Copy each line of the data below with the word "this".

Stored items from a collection:
** Start **

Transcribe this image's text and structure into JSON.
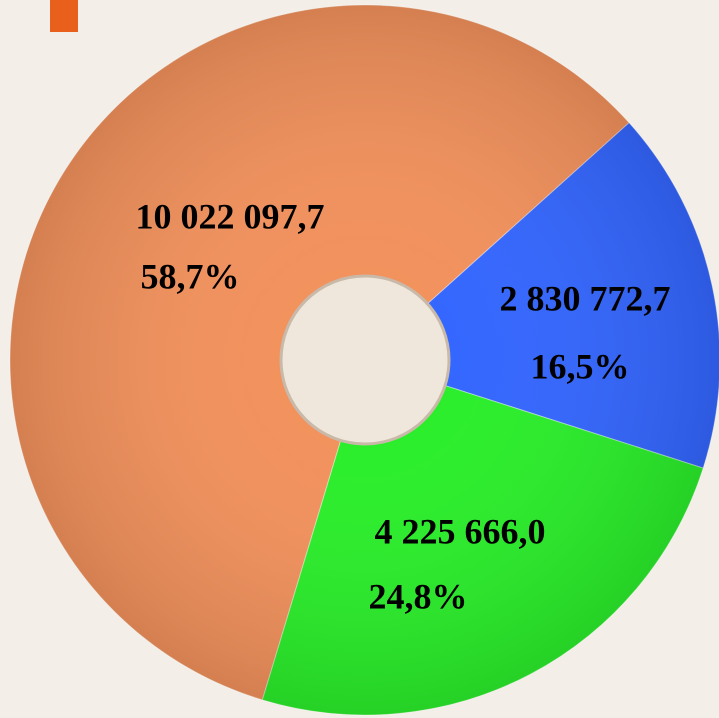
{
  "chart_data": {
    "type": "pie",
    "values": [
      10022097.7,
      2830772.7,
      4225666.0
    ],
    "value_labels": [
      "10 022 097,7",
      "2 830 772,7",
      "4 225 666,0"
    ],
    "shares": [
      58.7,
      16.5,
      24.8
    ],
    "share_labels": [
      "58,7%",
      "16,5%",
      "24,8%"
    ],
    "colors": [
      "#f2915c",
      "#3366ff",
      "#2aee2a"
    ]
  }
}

** End **
** Start **

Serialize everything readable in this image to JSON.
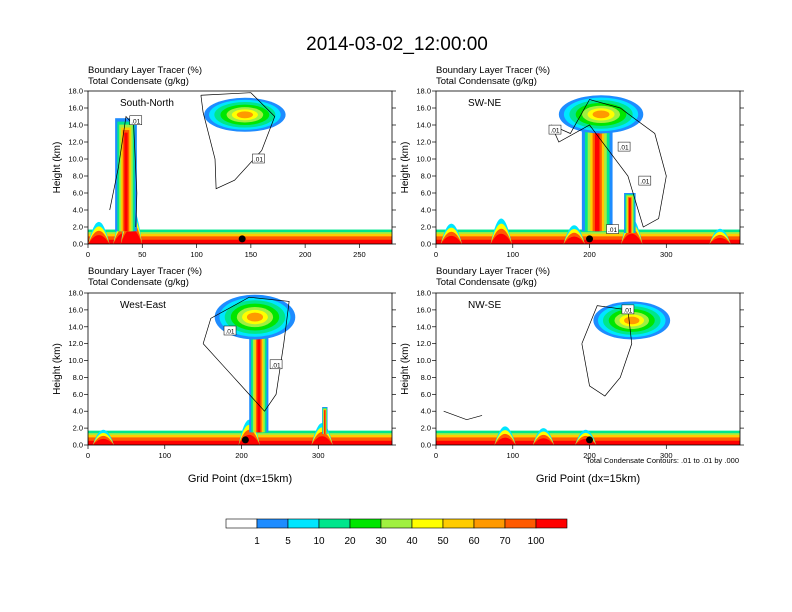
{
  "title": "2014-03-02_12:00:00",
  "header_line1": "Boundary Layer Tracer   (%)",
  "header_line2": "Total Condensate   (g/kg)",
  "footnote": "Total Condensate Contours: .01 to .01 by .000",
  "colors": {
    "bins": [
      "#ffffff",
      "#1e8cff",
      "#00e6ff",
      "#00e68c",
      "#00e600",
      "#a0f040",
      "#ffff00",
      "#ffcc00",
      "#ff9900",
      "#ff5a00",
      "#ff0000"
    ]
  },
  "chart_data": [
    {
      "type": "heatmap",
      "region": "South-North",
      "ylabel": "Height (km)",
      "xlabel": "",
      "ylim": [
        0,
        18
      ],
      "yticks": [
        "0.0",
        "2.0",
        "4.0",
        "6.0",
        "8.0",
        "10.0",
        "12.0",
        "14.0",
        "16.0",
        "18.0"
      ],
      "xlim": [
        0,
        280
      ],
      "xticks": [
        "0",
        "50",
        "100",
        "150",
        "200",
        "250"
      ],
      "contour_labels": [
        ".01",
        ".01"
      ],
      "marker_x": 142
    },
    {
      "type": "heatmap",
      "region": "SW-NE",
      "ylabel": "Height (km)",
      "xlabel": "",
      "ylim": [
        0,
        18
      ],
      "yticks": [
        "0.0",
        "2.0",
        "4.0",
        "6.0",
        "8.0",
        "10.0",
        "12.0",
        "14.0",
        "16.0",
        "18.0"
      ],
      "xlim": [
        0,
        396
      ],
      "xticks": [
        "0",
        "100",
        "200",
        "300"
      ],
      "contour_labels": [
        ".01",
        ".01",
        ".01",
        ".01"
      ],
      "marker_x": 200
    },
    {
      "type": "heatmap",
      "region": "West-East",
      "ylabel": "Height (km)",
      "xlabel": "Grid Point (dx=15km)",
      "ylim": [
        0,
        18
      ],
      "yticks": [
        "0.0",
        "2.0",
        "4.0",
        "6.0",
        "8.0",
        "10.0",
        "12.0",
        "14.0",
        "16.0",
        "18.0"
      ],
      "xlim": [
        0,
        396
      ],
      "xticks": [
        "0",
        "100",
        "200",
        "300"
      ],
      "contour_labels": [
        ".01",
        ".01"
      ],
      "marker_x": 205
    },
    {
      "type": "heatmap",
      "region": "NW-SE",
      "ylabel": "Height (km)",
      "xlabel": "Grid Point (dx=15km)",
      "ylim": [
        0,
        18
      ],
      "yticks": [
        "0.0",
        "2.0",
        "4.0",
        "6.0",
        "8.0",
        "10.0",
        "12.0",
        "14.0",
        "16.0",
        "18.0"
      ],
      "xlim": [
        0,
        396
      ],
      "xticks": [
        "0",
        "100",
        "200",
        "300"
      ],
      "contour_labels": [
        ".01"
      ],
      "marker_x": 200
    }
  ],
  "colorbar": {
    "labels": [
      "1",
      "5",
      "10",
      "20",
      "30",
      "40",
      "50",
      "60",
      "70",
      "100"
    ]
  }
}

** End **

◆ THE COMPLETED TASK
Transcribe this image's text and structure into JSON.
Serialize everything readable in this image to JSON.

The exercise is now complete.